Written request: Every line of the data that contains the string "code" must be copied.

>> START

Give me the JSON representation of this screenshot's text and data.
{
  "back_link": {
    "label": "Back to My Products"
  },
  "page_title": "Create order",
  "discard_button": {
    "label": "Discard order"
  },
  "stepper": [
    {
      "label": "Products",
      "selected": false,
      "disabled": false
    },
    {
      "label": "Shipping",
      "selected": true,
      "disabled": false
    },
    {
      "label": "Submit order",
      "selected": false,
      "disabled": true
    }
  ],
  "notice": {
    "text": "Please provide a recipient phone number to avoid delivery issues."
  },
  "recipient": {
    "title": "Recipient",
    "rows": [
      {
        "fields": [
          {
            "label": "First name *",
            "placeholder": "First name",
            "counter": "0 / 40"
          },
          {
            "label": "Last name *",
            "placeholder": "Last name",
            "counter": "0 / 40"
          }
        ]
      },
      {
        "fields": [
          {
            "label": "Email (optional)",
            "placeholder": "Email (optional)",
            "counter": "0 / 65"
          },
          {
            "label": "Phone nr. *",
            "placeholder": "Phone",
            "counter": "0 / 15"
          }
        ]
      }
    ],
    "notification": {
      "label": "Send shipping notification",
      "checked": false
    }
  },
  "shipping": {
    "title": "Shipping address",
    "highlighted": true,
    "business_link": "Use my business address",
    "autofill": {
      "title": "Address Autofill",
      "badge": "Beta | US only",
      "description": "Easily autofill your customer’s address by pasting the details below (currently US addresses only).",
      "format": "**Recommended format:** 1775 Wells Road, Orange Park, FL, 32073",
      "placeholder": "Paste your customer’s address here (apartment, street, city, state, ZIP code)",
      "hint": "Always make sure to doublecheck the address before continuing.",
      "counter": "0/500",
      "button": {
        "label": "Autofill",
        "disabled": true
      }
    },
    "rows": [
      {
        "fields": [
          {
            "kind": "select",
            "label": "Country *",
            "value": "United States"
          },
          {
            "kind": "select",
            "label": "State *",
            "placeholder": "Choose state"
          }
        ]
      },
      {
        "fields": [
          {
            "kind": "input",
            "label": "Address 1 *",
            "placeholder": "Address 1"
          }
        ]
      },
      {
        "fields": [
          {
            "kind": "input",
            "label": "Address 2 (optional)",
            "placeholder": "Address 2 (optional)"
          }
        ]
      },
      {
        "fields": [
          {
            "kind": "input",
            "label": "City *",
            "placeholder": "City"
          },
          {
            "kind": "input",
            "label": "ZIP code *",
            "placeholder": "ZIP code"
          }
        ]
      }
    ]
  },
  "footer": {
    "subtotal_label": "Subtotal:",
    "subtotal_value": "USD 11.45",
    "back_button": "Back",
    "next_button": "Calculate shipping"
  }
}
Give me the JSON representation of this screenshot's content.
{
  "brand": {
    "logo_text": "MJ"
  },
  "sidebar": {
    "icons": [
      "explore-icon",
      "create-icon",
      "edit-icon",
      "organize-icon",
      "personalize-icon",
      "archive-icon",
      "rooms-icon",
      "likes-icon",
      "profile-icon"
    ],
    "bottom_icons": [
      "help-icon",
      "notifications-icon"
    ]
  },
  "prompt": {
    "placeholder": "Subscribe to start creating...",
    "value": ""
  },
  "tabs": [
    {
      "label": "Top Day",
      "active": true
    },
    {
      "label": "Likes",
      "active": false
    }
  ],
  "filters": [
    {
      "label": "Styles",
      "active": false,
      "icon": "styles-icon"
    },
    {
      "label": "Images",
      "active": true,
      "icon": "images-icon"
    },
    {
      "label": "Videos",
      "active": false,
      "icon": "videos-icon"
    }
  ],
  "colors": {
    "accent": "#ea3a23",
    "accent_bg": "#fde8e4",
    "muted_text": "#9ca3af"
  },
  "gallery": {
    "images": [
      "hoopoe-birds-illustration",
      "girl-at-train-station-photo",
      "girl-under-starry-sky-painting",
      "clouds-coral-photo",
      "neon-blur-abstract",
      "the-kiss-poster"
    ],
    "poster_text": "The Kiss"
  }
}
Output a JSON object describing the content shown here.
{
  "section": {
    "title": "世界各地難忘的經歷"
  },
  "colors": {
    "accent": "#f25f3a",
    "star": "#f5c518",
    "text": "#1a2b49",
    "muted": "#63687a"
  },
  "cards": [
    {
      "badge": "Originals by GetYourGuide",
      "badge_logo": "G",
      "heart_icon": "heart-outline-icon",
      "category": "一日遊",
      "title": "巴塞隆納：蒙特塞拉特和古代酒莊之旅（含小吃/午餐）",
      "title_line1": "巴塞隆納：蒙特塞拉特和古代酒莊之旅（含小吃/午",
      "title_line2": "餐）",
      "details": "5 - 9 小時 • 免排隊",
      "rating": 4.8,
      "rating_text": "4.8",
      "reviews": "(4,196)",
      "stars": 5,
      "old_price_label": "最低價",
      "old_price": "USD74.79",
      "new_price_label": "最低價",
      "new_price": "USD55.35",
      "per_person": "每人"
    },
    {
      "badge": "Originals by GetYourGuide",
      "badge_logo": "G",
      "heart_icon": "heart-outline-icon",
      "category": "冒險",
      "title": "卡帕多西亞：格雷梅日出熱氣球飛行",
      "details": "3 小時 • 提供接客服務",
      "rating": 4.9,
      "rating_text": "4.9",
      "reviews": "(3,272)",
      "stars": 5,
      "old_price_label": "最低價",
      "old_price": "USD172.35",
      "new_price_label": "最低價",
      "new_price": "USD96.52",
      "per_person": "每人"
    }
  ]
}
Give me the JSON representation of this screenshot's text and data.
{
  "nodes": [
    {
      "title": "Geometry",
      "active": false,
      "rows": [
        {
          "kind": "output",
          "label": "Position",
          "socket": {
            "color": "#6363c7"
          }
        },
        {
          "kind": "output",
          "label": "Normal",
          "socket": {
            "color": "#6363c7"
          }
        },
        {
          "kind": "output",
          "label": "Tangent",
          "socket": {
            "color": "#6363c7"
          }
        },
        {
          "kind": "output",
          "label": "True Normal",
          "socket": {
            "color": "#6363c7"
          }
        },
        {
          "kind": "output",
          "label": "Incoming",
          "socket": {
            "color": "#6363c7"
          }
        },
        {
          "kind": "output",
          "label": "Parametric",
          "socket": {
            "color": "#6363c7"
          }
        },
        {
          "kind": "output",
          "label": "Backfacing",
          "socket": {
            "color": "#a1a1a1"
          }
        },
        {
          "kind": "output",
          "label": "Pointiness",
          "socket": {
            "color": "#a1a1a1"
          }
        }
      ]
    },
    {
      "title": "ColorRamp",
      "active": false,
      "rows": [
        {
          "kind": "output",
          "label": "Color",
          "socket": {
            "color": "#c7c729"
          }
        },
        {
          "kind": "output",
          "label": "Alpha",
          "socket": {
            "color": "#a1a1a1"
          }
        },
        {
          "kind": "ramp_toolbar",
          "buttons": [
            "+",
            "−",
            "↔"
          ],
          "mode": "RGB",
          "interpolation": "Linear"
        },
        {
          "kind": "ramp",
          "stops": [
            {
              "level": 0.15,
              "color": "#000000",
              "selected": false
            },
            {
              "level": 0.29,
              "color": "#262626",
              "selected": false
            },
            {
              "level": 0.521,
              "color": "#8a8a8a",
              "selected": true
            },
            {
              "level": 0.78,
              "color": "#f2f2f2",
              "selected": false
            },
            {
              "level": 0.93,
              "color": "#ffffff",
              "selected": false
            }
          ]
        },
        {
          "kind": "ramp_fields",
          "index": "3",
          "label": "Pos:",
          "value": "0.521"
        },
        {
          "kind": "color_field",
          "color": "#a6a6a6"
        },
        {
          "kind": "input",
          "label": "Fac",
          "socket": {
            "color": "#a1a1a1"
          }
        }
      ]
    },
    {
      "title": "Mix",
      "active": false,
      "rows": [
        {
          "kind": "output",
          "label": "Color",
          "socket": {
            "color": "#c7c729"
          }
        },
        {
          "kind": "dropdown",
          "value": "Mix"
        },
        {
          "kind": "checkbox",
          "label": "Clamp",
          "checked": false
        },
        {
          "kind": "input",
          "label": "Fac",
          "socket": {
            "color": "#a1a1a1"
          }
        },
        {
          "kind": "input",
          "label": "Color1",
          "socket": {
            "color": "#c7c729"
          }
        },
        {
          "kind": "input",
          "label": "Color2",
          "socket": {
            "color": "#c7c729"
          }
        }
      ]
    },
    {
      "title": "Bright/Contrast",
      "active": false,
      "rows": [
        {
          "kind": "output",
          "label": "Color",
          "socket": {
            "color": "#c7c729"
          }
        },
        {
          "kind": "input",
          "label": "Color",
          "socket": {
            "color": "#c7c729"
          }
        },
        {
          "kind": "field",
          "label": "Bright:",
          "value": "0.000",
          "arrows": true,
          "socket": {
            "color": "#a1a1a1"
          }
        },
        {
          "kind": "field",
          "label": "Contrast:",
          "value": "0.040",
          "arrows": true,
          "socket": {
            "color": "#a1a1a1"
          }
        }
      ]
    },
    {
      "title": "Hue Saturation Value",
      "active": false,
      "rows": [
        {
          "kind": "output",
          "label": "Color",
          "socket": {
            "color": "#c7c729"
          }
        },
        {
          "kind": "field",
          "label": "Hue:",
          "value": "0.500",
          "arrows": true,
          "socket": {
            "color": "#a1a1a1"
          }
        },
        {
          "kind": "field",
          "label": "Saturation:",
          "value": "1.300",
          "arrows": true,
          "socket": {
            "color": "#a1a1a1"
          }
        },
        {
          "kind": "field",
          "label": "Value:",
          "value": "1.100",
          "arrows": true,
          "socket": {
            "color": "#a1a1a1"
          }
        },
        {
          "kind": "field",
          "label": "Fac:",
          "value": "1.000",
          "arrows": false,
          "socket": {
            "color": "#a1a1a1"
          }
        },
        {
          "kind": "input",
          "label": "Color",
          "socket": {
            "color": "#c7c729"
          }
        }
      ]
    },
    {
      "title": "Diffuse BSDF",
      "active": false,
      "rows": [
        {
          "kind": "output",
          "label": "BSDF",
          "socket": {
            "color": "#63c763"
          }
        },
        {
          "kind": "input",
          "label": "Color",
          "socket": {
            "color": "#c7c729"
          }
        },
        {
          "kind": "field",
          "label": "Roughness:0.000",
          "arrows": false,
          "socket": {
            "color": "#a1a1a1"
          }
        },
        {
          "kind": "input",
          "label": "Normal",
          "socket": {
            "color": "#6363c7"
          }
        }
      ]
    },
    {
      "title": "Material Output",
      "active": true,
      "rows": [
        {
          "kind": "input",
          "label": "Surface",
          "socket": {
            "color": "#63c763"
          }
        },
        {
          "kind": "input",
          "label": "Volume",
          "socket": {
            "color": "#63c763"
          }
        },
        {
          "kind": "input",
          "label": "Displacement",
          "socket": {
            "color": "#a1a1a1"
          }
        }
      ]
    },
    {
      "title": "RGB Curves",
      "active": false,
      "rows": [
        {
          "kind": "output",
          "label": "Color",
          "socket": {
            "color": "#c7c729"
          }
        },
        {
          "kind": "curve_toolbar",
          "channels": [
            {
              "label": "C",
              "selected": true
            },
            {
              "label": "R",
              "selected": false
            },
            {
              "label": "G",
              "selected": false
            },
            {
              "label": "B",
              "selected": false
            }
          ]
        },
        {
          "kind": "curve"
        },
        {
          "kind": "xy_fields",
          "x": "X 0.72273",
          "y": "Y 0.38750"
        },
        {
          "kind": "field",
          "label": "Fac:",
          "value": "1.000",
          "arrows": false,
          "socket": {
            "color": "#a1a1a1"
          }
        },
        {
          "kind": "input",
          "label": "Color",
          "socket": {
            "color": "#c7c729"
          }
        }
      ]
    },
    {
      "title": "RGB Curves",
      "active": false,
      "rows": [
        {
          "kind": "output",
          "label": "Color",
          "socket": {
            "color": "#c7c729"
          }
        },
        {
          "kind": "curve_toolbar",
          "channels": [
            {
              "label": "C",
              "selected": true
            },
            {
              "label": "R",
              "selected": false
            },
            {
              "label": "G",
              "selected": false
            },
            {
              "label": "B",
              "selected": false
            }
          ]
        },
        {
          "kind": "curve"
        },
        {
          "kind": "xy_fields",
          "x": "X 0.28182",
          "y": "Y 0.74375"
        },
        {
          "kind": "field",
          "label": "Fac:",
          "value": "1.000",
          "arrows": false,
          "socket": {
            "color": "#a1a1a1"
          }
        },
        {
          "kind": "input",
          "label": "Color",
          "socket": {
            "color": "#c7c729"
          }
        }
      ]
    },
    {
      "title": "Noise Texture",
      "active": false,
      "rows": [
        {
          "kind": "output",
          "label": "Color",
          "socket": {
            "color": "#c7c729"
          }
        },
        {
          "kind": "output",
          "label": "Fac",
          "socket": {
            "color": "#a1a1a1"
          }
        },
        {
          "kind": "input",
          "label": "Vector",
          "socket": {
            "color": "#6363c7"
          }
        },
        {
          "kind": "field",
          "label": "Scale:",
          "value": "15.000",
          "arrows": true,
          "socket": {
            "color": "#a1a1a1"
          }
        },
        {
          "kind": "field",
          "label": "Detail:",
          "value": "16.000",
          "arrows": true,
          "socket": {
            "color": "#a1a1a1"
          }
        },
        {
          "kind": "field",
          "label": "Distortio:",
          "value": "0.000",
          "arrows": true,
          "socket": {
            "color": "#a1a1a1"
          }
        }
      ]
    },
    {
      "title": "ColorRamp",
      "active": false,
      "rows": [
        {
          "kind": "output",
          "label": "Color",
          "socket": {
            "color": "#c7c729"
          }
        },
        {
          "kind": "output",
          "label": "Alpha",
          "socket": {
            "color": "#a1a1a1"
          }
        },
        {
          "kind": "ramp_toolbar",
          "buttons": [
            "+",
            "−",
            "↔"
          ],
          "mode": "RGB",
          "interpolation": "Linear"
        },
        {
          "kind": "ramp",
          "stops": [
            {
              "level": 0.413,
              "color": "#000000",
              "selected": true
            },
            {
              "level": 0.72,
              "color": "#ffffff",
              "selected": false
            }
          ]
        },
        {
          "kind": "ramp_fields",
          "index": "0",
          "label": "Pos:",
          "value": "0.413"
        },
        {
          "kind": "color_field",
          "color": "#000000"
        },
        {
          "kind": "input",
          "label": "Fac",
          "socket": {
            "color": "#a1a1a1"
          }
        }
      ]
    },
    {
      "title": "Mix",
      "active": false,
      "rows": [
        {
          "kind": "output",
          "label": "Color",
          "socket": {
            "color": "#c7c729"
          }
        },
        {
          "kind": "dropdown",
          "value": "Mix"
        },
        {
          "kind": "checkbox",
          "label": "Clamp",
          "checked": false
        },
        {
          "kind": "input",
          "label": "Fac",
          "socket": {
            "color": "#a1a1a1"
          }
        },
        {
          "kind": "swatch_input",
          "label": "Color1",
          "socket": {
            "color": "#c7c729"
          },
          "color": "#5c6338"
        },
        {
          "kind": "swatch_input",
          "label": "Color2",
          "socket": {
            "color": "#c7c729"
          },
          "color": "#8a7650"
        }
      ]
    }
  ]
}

>> END

Response for this exercise:
      "placeholder": "Paste your customer’s address here (apartment, street, city, state, ZIP code)",
            "label": "ZIP code *",
            "placeholder": "ZIP code"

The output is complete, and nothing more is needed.